** START OF GIVEN RECORDS **
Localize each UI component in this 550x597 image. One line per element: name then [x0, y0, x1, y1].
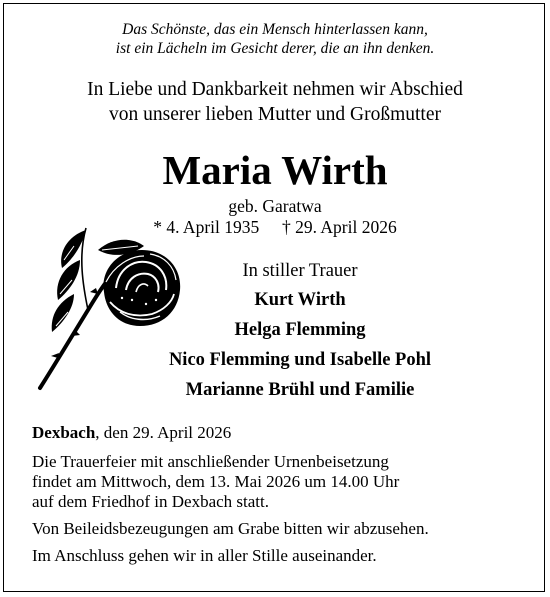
memorial-quote-line-1: Das Schönste, das ein Mensch hinterlassen kann, [122, 21, 428, 38]
birth-name: geb. Garatwa [228, 196, 322, 216]
condolence-note: Von Beileidsbezeugungen am Grabe bitten wir abzusehen. [32, 519, 429, 538]
mourner-name: Nico Flemming und Isabelle Pohl [168, 350, 432, 370]
place: Dexbach [32, 423, 96, 442]
mourner-name: Helga Flemming [234, 320, 366, 340]
mourner-name: Kurt Wirth [254, 290, 346, 310]
death-date: † 29. April 2026 [282, 217, 397, 237]
memorial-quote-line-2: ist ein Lächeln im Gesicht derer, die an ihn denken. [115, 40, 435, 57]
intro-line-2: von unserer lieben Mutter und Großmutter [109, 104, 441, 125]
deceased-name: Maria Wirth [162, 147, 388, 193]
funeral-info-line-3: auf dem Friedhof in Dexbach statt. [32, 492, 269, 511]
date: , den 29. April 2026 [95, 423, 232, 442]
funeral-info-line-1: Die Trauerfeier mit anschließender Urnenbeisetzung [32, 452, 389, 471]
mourning-heading: In stiller Trauer [242, 261, 358, 281]
intro-line-1: In Liebe und Dankbarkeit nehmen wir Abschied [87, 79, 463, 100]
funeral-info-line-2: findet am Mittwoch, dem 13. Mai 2026 um 14.00 Uhr [32, 472, 400, 491]
farewell-note: Im Anschluss gehen wir in aller Stille auseinander. [32, 546, 377, 565]
mourner-name: Marianne Brühl und Familie [185, 380, 415, 400]
birth-date: * 4. April 1935 [153, 217, 260, 237]
place-date [32, 423, 231, 443]
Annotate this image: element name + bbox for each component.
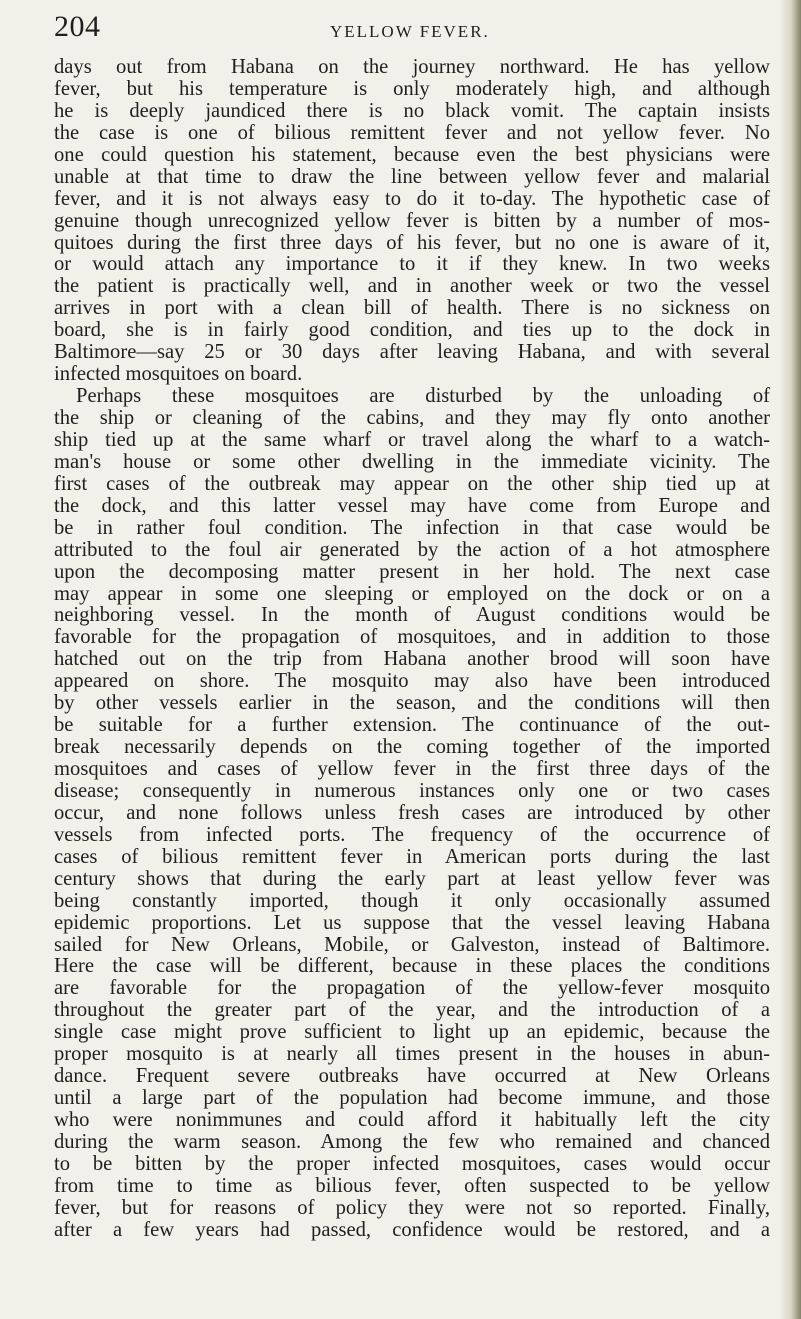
text-line: hatched out on the trip from Habana another brood will soon have — [54, 648, 770, 671]
text-line: fever, but his temperature is only moderately high, and although — [54, 77, 770, 100]
text-line: neighboring vessel. In the month of August conditions would be — [54, 604, 770, 627]
text-line: Perhaps these mosquitoes are disturbed by the unloading of — [76, 385, 770, 408]
text-line: board, she is in fairly good condition, and ties up to the dock in — [54, 319, 770, 342]
text-line: epidemic proportions. Let us suppose that the vessel leaving Habana — [54, 911, 770, 934]
text-line: being constantly imported, though it only occasionally assumed — [54, 889, 770, 912]
text-line: are favorable for the propagation of the yellow-fever mosquito — [54, 977, 770, 1000]
text-line: unable at that time to draw the line between yellow fever and malarial — [54, 165, 770, 188]
text-line: appeared on shore. The mosquito may also have been introduced — [54, 670, 770, 693]
text-line: the patient is practically well, and in another week or two the vessel — [54, 275, 770, 298]
text-line: until a large part of the population had become immune, and those — [54, 1087, 770, 1110]
text-line: the ship or cleaning of the cabins, and they may fly onto another — [54, 407, 770, 429]
text-line: quitoes during the first three days of his fever, but no one is aware of it, — [54, 231, 770, 254]
text-line: throughout the greater part of the year, and the introduction of a — [54, 999, 770, 1022]
running-head: YELLOW FEVER. — [330, 22, 490, 41]
text-line: fever, but for reasons of policy they were not so reported. Finally, — [54, 1196, 770, 1219]
text-line: infected mosquitoes on board. — [54, 363, 303, 386]
paragraph — [54, 57, 770, 386]
text-line: to be bitten by the proper infected mosquitoes, cases would occur — [54, 1152, 770, 1175]
text-line: vessels from infected ports. The frequency of the occurrence of — [54, 823, 770, 846]
text-line: the case is one of bilious remittent fever and not yellow fever. No — [54, 121, 770, 144]
text-line: attributed to the foul air generated by the action of a hot atmosphere — [54, 538, 770, 561]
text-line: one could question his statement, because even the best physicians were — [54, 143, 770, 166]
text-line: days out from Habana on the journey northward. He has yellow — [54, 56, 770, 78]
text-line: by other vessels earlier in the season, and the conditions will then — [54, 692, 770, 715]
text-line: mosquitoes and cases of yellow fever in the first three days of the — [54, 758, 770, 780]
text-line: century shows that during the early part at least yellow fever was — [54, 867, 770, 890]
page-header — [0, 0, 801, 50]
text-line: ship tied up at the same wharf or travel along the wharf to a watch- — [54, 428, 770, 451]
text-line: be suitable for a further extension. The continuance of the out- — [54, 714, 770, 737]
text-line: the dock, and this latter vessel may have come from Europe and — [54, 494, 770, 517]
text-line: favorable for the propagation of mosquitoes, and in addition to those — [54, 626, 770, 649]
text-line: proper mosquito is at nearly all times present in the houses in abun- — [54, 1043, 770, 1066]
paragraph — [54, 386, 770, 1242]
text-line: first cases of the outbreak may appear on the other ship tied up at — [54, 472, 770, 495]
text-line: cases of bilious remittent fever in American ports during the last — [54, 845, 770, 868]
text-line: genuine though unrecognized yellow fever is bitten by a number of mos- — [54, 209, 770, 232]
text-line: single case might prove sufficient to light up an epidemic, because the — [54, 1021, 770, 1044]
text-line: or would attach any importance to it if they knew. In two weeks — [54, 253, 770, 276]
text-line: during the warm season. Among the few who remained and chanced — [54, 1130, 770, 1153]
body-text — [54, 57, 770, 1242]
text-line: break necessarily depends on the coming together of the imported — [54, 736, 770, 759]
text-line: from time to time as bilious fever, often suspected to be yellow — [54, 1174, 770, 1197]
text-line: disease; consequently in numerous instances only one or two cases — [54, 779, 770, 802]
text-line: man's house or some other dwelling in the immediate vicinity. The — [54, 450, 770, 473]
text-line: Here the case will be different, because in these places the conditions — [54, 955, 770, 978]
text-line: after a few years had passed, confidence would be restored, and a — [54, 1218, 770, 1241]
text-line: upon the decomposing matter present in her hold. The next case — [54, 560, 770, 583]
text-line: be in rather foul condition. The infection in that case would be — [54, 516, 770, 539]
page-edge-shadow — [779, 0, 801, 1319]
text-line: may appear in some one sleeping or employed on the dock or on a — [54, 582, 770, 605]
text-line: he is deeply jaundiced there is no black vomit. The captain insists — [54, 99, 770, 122]
text-line: who were nonimmunes and could afford it habitually left the city — [54, 1109, 770, 1131]
text-line: dance. Frequent severe outbreaks have occurred at New Orleans — [54, 1065, 770, 1088]
text-line: sailed for New Orleans, Mobile, or Galveston, instead of Baltimore. — [54, 933, 770, 956]
text-line: fever, and it is not always easy to do it to-day. The hypothetic case of — [54, 187, 770, 210]
text-line: occur, and none follows unless fresh cases are introduced by other — [54, 801, 770, 824]
text-line: arrives in port with a clean bill of health. There is no sickness on — [54, 297, 770, 320]
page-number: 204 — [54, 10, 101, 43]
text-line: Baltimore—say 25 or 30 days after leaving Habana, and with several — [54, 341, 770, 364]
** END OF GIVEN RECORDS **
WHAT THE TASK REQUIRES >> Print every line of the records above with no changes, leaving out the pictures.

COMPLETE OUTPUT >>
Localize each UI component in this 550x597 image. One line per element: name then [x0, y0, x1, y1].
memorial-quote-line-1: Das Schönste, das ein Mensch hinterlassen kann, [122, 21, 428, 38]
birth-name: geb. Garatwa [228, 196, 322, 216]
condolence-note: Von Beileidsbezeugungen am Grabe bitten wir abzusehen. [32, 519, 429, 538]
mourner-name: Nico Flemming und Isabelle Pohl [168, 350, 432, 370]
place: Dexbach [32, 423, 96, 442]
mourner-name: Helga Flemming [234, 320, 366, 340]
mourner-name: Kurt Wirth [254, 290, 346, 310]
death-date: † 29. April 2026 [282, 217, 397, 237]
memorial-quote-line-2: ist ein Lächeln im Gesicht derer, die an ihn denken. [115, 40, 435, 57]
intro-line-2: von unserer lieben Mutter und Großmutter [109, 104, 441, 125]
deceased-name: Maria Wirth [162, 147, 388, 193]
funeral-info-line-3: auf dem Friedhof in Dexbach statt. [32, 492, 269, 511]
date: , den 29. April 2026 [95, 423, 232, 442]
funeral-info-line-1: Die Trauerfeier mit anschließender Urnenbeisetzung [32, 452, 389, 471]
mourning-heading: In stiller Trauer [242, 261, 358, 281]
intro-line-1: In Liebe und Dankbarkeit nehmen wir Abschied [87, 79, 463, 100]
funeral-info-line-2: findet am Mittwoch, dem 13. Mai 2026 um 14.00 Uhr [32, 472, 400, 491]
farewell-note: Im Anschluss gehen wir in aller Stille auseinander. [32, 546, 377, 565]
mourner-name: Marianne Brühl und Familie [185, 380, 415, 400]
birth-date: * 4. April 1935 [153, 217, 260, 237]
place-date [32, 423, 231, 443]
Annotate this image: element name + bbox for each component.
text-line: hatched out on the trip from Habana another brood will soon have — [54, 648, 770, 671]
text-line: fever, but his temperature is only moderately high, and although — [54, 77, 770, 100]
text-line: neighboring vessel. In the month of August conditions would be — [54, 604, 770, 627]
text-line: Perhaps these mosquitoes are disturbed by the unloading of — [76, 385, 770, 408]
text-line: board, she is in fairly good condition, and ties up to the dock in — [54, 319, 770, 342]
text-line: epidemic proportions. Let us suppose that the vessel leaving Habana — [54, 911, 770, 934]
text-line: being constantly imported, though it only occasionally assumed — [54, 889, 770, 912]
text-line: are favorable for the propagation of the yellow-fever mosquito — [54, 977, 770, 1000]
text-line: unable at that time to draw the line between yellow fever and malarial — [54, 165, 770, 188]
text-line: appeared on shore. The mosquito may also have been introduced — [54, 670, 770, 693]
text-line: the patient is practically well, and in another week or two the vessel — [54, 275, 770, 298]
text-line: until a large part of the population had become immune, and those — [54, 1087, 770, 1110]
text-line: the ship or cleaning of the cabins, and they may fly onto another — [54, 407, 770, 429]
text-line: quitoes during the first three days of his fever, but no one is aware of it, — [54, 231, 770, 254]
text-line: throughout the greater part of the year, and the introduction of a — [54, 999, 770, 1022]
running-head: YELLOW FEVER. — [330, 22, 490, 41]
text-line: fever, but for reasons of policy they were not so reported. Finally, — [54, 1196, 770, 1219]
text-line: infected mosquitoes on board. — [54, 363, 303, 386]
paragraph — [54, 57, 770, 386]
text-line: to be bitten by the proper infected mosquitoes, cases would occur — [54, 1152, 770, 1175]
text-line: vessels from infected ports. The frequency of the occurrence of — [54, 823, 770, 846]
text-line: the case is one of bilious remittent fever and not yellow fever. No — [54, 121, 770, 144]
text-line: attributed to the foul air generated by the action of a hot atmosphere — [54, 538, 770, 561]
text-line: one could question his statement, because even the best physicians were — [54, 143, 770, 166]
text-line: days out from Habana on the journey northward. He has yellow — [54, 56, 770, 78]
text-line: by other vessels earlier in the season, and the conditions will then — [54, 692, 770, 715]
text-line: mosquitoes and cases of yellow fever in the first three days of the — [54, 758, 770, 780]
text-line: century shows that during the early part at least yellow fever was — [54, 867, 770, 890]
page-header — [0, 0, 801, 50]
text-line: ship tied up at the same wharf or travel along the wharf to a watch- — [54, 428, 770, 451]
text-line: be suitable for a further extension. The continuance of the out- — [54, 714, 770, 737]
text-line: the dock, and this latter vessel may have come from Europe and — [54, 494, 770, 517]
text-line: favorable for the propagation of mosquitoes, and in addition to those — [54, 626, 770, 649]
text-line: proper mosquito is at nearly all times present in the houses in abun- — [54, 1043, 770, 1066]
paragraph — [54, 386, 770, 1242]
text-line: first cases of the outbreak may appear on the other ship tied up at — [54, 472, 770, 495]
text-line: cases of bilious remittent fever in American ports during the last — [54, 845, 770, 868]
text-line: genuine though unrecognized yellow fever is bitten by a number of mos- — [54, 209, 770, 232]
text-line: single case might prove sufficient to light up an epidemic, because the — [54, 1021, 770, 1044]
text-line: or would attach any importance to it if they knew. In two weeks — [54, 253, 770, 276]
text-line: during the warm season. Among the few who remained and chanced — [54, 1130, 770, 1153]
body-text — [54, 57, 770, 1242]
text-line: break necessarily depends on the coming together of the imported — [54, 736, 770, 759]
text-line: from time to time as bilious fever, often suspected to be yellow — [54, 1174, 770, 1197]
text-line: disease; consequently in numerous instances only one or two cases — [54, 779, 770, 802]
text-line: man's house or some other dwelling in the immediate vicinity. The — [54, 450, 770, 473]
text-line: Here the case will be different, because in these places the conditions — [54, 955, 770, 978]
text-line: after a few years had passed, confidence would be restored, and a — [54, 1218, 770, 1241]
text-line: upon the decomposing matter present in her hold. The next case — [54, 560, 770, 583]
text-line: be in rather foul condition. The infection in that case would be — [54, 516, 770, 539]
page-edge-shadow — [779, 0, 801, 1319]
text-line: may appear in some one sleeping or employed on the dock or on a — [54, 582, 770, 605]
text-line: he is deeply jaundiced there is no black vomit. The captain insists — [54, 99, 770, 122]
text-line: who were nonimmunes and could afford it habitually left the city — [54, 1109, 770, 1131]
text-line: dance. Frequent severe outbreaks have occurred at New Orleans — [54, 1065, 770, 1088]
text-line: sailed for New Orleans, Mobile, or Galveston, instead of Baltimore. — [54, 933, 770, 956]
text-line: fever, and it is not always easy to do it to-day. The hypothetic case of — [54, 187, 770, 210]
text-line: occur, and none follows unless fresh cases are introduced by other — [54, 801, 770, 824]
text-line: arrives in port with a clean bill of health. There is no sickness on — [54, 297, 770, 320]
page-number: 204 — [54, 10, 101, 43]
text-line: Baltimore—say 25 or 30 days after leaving Habana, and with several — [54, 341, 770, 364]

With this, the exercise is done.